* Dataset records
+---+
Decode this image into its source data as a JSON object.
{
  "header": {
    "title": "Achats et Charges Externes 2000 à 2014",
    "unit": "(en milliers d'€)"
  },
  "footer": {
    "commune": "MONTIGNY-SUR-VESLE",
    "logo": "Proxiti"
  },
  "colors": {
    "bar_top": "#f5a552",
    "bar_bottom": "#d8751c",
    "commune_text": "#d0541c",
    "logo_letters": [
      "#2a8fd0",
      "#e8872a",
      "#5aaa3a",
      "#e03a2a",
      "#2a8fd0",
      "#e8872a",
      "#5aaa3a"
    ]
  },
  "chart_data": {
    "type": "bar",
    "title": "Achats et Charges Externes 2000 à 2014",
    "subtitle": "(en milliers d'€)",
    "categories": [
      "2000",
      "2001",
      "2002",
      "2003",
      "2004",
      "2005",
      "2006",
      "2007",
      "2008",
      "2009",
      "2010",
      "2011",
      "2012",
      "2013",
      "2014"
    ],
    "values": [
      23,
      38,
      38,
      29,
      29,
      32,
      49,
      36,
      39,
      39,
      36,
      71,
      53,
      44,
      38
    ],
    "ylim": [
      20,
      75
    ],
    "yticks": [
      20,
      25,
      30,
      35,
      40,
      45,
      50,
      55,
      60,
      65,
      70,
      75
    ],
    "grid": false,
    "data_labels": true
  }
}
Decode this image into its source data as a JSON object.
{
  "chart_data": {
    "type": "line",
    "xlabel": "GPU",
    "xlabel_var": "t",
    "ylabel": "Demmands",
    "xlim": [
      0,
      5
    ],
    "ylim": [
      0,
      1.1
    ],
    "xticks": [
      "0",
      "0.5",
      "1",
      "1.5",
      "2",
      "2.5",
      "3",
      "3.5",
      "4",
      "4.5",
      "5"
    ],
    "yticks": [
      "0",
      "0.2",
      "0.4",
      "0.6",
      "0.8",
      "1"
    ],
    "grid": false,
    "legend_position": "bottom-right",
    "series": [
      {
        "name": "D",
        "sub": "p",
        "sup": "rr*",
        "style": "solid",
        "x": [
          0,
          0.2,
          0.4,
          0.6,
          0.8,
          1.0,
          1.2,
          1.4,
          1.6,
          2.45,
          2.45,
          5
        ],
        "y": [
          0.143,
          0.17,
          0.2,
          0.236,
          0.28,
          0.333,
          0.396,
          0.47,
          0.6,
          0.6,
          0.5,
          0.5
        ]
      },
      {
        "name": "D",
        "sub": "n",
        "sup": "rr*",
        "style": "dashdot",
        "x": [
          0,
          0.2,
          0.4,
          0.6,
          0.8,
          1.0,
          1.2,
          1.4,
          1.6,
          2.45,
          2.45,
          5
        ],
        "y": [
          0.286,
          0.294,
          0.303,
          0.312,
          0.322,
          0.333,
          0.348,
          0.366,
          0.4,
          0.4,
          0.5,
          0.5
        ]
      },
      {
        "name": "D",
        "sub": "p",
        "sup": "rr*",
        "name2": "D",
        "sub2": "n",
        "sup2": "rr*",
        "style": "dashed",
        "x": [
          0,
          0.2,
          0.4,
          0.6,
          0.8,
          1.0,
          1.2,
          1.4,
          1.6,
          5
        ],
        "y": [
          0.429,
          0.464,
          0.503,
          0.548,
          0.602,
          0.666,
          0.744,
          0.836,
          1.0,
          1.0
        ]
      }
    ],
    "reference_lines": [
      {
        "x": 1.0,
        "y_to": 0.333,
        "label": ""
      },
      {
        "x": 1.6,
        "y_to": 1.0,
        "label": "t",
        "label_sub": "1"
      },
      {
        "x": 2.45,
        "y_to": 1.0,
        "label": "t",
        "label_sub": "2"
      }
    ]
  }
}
+---+
* Stated exercise
Wherever the string "style" appears in the entries above, list that line.

* Solution to this task
        "style": "solid",
        "style": "dashdot",
        "style": "dashed",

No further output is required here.